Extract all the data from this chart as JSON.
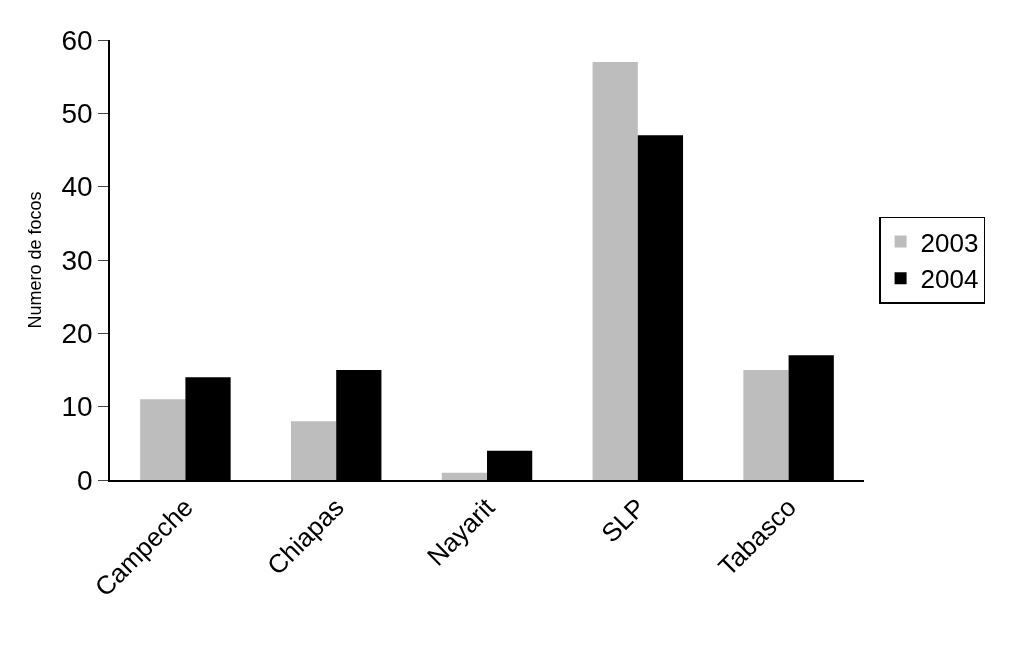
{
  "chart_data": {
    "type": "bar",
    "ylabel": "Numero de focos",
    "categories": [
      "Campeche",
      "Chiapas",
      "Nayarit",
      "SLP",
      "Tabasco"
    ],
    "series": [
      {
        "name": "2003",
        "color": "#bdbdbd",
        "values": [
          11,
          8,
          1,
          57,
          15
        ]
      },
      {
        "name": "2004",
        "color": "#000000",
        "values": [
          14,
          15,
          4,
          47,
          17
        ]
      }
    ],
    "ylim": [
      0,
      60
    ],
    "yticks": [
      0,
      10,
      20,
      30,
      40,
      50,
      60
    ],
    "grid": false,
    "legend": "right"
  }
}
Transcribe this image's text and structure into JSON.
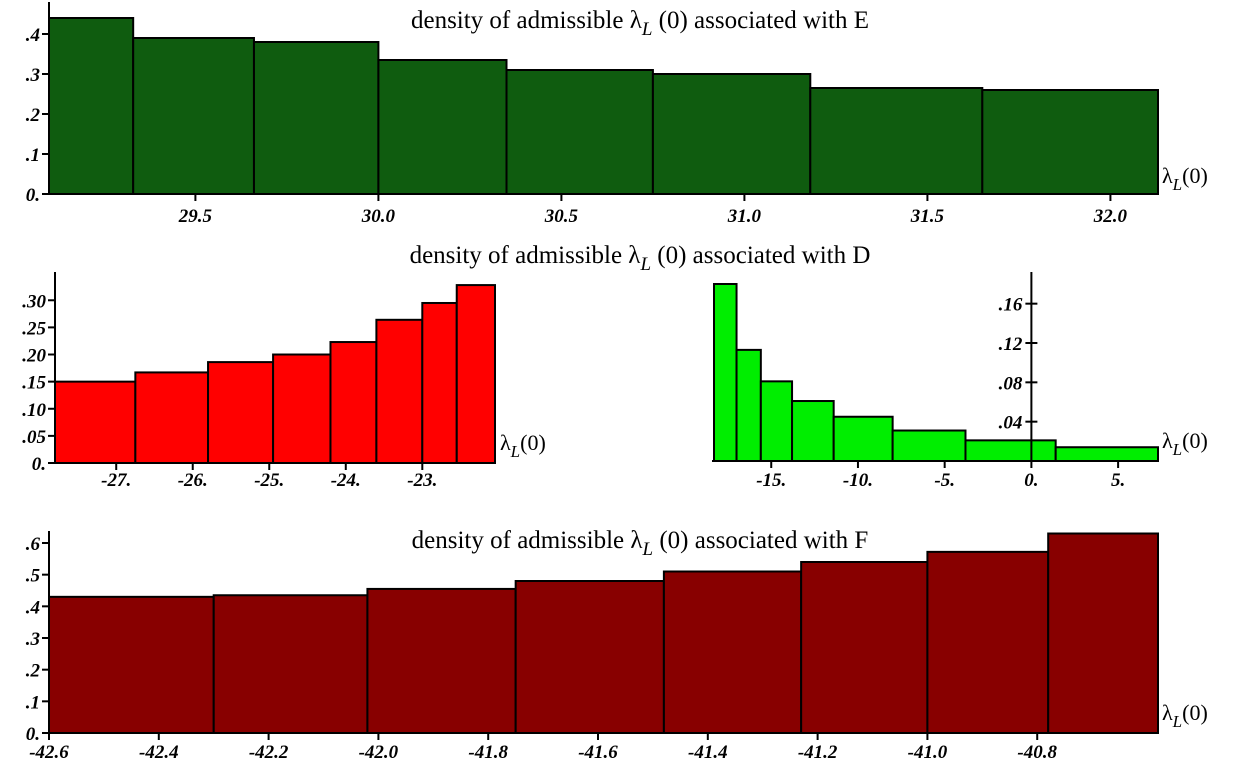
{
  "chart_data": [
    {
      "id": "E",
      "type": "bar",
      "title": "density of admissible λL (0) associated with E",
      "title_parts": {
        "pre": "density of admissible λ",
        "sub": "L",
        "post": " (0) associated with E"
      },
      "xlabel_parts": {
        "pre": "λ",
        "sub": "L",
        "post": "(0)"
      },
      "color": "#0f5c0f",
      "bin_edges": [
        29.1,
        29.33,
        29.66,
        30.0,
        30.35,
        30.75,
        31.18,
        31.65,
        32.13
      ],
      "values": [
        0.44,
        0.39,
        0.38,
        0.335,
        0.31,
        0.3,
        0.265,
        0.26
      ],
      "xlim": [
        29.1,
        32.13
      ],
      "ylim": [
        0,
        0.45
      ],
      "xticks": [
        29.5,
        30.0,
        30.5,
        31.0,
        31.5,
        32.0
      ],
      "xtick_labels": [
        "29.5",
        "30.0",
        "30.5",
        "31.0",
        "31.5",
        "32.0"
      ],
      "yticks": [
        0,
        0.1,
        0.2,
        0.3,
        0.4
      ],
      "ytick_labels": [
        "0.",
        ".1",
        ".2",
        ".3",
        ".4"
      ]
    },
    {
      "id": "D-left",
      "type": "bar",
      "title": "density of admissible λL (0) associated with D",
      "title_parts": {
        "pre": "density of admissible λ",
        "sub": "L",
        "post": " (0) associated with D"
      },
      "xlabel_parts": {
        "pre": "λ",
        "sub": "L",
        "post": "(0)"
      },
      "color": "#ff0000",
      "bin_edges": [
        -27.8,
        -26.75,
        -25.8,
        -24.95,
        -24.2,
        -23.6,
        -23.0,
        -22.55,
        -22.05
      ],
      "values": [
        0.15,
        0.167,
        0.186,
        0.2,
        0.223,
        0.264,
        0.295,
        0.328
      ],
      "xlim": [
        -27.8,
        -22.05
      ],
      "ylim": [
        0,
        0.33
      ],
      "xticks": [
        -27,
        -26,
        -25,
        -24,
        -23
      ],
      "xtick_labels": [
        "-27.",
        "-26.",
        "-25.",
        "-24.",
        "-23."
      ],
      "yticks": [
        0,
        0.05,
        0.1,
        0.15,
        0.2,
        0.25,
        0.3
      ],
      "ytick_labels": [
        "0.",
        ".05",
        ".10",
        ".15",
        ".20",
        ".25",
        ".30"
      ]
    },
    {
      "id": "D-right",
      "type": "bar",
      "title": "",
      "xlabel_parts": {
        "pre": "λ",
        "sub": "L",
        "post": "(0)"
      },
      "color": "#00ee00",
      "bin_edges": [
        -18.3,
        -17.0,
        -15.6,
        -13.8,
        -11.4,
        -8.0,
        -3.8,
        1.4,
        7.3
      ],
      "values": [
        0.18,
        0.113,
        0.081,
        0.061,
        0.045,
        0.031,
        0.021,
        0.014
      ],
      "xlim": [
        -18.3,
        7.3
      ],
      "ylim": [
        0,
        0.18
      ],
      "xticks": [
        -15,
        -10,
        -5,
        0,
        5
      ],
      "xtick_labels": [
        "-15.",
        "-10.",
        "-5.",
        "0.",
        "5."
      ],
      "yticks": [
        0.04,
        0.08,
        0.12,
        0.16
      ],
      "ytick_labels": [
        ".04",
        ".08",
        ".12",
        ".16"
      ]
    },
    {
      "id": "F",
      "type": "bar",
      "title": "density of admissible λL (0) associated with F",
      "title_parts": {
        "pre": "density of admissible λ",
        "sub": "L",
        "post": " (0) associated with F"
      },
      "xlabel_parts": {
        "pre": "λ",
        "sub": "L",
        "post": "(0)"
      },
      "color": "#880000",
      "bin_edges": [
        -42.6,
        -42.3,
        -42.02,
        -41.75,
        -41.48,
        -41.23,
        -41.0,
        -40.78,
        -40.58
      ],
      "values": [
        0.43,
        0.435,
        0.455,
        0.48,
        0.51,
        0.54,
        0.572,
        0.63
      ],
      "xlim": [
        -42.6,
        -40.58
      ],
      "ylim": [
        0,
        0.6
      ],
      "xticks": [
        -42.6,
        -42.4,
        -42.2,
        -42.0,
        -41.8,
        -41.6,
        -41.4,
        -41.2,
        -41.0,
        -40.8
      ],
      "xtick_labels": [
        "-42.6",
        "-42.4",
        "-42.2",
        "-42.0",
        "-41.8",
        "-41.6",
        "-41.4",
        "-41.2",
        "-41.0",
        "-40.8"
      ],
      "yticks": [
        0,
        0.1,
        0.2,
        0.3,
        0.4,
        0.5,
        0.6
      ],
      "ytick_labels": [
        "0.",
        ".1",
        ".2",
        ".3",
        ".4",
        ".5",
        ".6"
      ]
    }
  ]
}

===

Every entry must be reproduced exactly, with the images left out.

Extract all the data from this chart as JSON.
{
  "chart_data": {
    "type": "bar",
    "ylabel": "Numero de focos",
    "categories": [
      "Campeche",
      "Chiapas",
      "Nayarit",
      "SLP",
      "Tabasco"
    ],
    "series": [
      {
        "name": "2003",
        "color": "#bdbdbd",
        "values": [
          11,
          8,
          1,
          57,
          15
        ]
      },
      {
        "name": "2004",
        "color": "#000000",
        "values": [
          14,
          15,
          4,
          47,
          17
        ]
      }
    ],
    "ylim": [
      0,
      60
    ],
    "yticks": [
      0,
      10,
      20,
      30,
      40,
      50,
      60
    ],
    "grid": false,
    "legend": "right"
  }
}
Transcribe this image's text and structure into JSON.
{
  "chart_data": [
    {
      "id": "E",
      "type": "bar",
      "title": "density of admissible λL (0) associated with E",
      "title_parts": {
        "pre": "density of admissible λ",
        "sub": "L",
        "post": " (0) associated with E"
      },
      "xlabel_parts": {
        "pre": "λ",
        "sub": "L",
        "post": "(0)"
      },
      "color": "#0f5c0f",
      "bin_edges": [
        29.1,
        29.33,
        29.66,
        30.0,
        30.35,
        30.75,
        31.18,
        31.65,
        32.13
      ],
      "values": [
        0.44,
        0.39,
        0.38,
        0.335,
        0.31,
        0.3,
        0.265,
        0.26
      ],
      "xlim": [
        29.1,
        32.13
      ],
      "ylim": [
        0,
        0.45
      ],
      "xticks": [
        29.5,
        30.0,
        30.5,
        31.0,
        31.5,
        32.0
      ],
      "xtick_labels": [
        "29.5",
        "30.0",
        "30.5",
        "31.0",
        "31.5",
        "32.0"
      ],
      "yticks": [
        0,
        0.1,
        0.2,
        0.3,
        0.4
      ],
      "ytick_labels": [
        "0.",
        ".1",
        ".2",
        ".3",
        ".4"
      ]
    },
    {
      "id": "D-left",
      "type": "bar",
      "title": "density of admissible λL (0) associated with D",
      "title_parts": {
        "pre": "density of admissible λ",
        "sub": "L",
        "post": " (0) associated with D"
      },
      "xlabel_parts": {
        "pre": "λ",
        "sub": "L",
        "post": "(0)"
      },
      "color": "#ff0000",
      "bin_edges": [
        -27.8,
        -26.75,
        -25.8,
        -24.95,
        -24.2,
        -23.6,
        -23.0,
        -22.55,
        -22.05
      ],
      "values": [
        0.15,
        0.167,
        0.186,
        0.2,
        0.223,
        0.264,
        0.295,
        0.328
      ],
      "xlim": [
        -27.8,
        -22.05
      ],
      "ylim": [
        0,
        0.33
      ],
      "xticks": [
        -27,
        -26,
        -25,
        -24,
        -23
      ],
      "xtick_labels": [
        "-27.",
        "-26.",
        "-25.",
        "-24.",
        "-23."
      ],
      "yticks": [
        0,
        0.05,
        0.1,
        0.15,
        0.2,
        0.25,
        0.3
      ],
      "ytick_labels": [
        "0.",
        ".05",
        ".10",
        ".15",
        ".20",
        ".25",
        ".30"
      ]
    },
    {
      "id": "D-right",
      "type": "bar",
      "title": "",
      "xlabel_parts": {
        "pre": "λ",
        "sub": "L",
        "post": "(0)"
      },
      "color": "#00ee00",
      "bin_edges": [
        -18.3,
        -17.0,
        -15.6,
        -13.8,
        -11.4,
        -8.0,
        -3.8,
        1.4,
        7.3
      ],
      "values": [
        0.18,
        0.113,
        0.081,
        0.061,
        0.045,
        0.031,
        0.021,
        0.014
      ],
      "xlim": [
        -18.3,
        7.3
      ],
      "ylim": [
        0,
        0.18
      ],
      "xticks": [
        -15,
        -10,
        -5,
        0,
        5
      ],
      "xtick_labels": [
        "-15.",
        "-10.",
        "-5.",
        "0.",
        "5."
      ],
      "yticks": [
        0.04,
        0.08,
        0.12,
        0.16
      ],
      "ytick_labels": [
        ".04",
        ".08",
        ".12",
        ".16"
      ]
    },
    {
      "id": "F",
      "type": "bar",
      "title": "density of admissible λL (0) associated with F",
      "title_parts": {
        "pre": "density of admissible λ",
        "sub": "L",
        "post": " (0) associated with F"
      },
      "xlabel_parts": {
        "pre": "λ",
        "sub": "L",
        "post": "(0)"
      },
      "color": "#880000",
      "bin_edges": [
        -42.6,
        -42.3,
        -42.02,
        -41.75,
        -41.48,
        -41.23,
        -41.0,
        -40.78,
        -40.58
      ],
      "values": [
        0.43,
        0.435,
        0.455,
        0.48,
        0.51,
        0.54,
        0.572,
        0.63
      ],
      "xlim": [
        -42.6,
        -40.58
      ],
      "ylim": [
        0,
        0.6
      ],
      "xticks": [
        -42.6,
        -42.4,
        -42.2,
        -42.0,
        -41.8,
        -41.6,
        -41.4,
        -41.2,
        -41.0,
        -40.8
      ],
      "xtick_labels": [
        "-42.6",
        "-42.4",
        "-42.2",
        "-42.0",
        "-41.8",
        "-41.6",
        "-41.4",
        "-41.2",
        "-41.0",
        "-40.8"
      ],
      "yticks": [
        0,
        0.1,
        0.2,
        0.3,
        0.4,
        0.5,
        0.6
      ],
      "ytick_labels": [
        "0.",
        ".1",
        ".2",
        ".3",
        ".4",
        ".5",
        ".6"
      ]
    }
  ]
}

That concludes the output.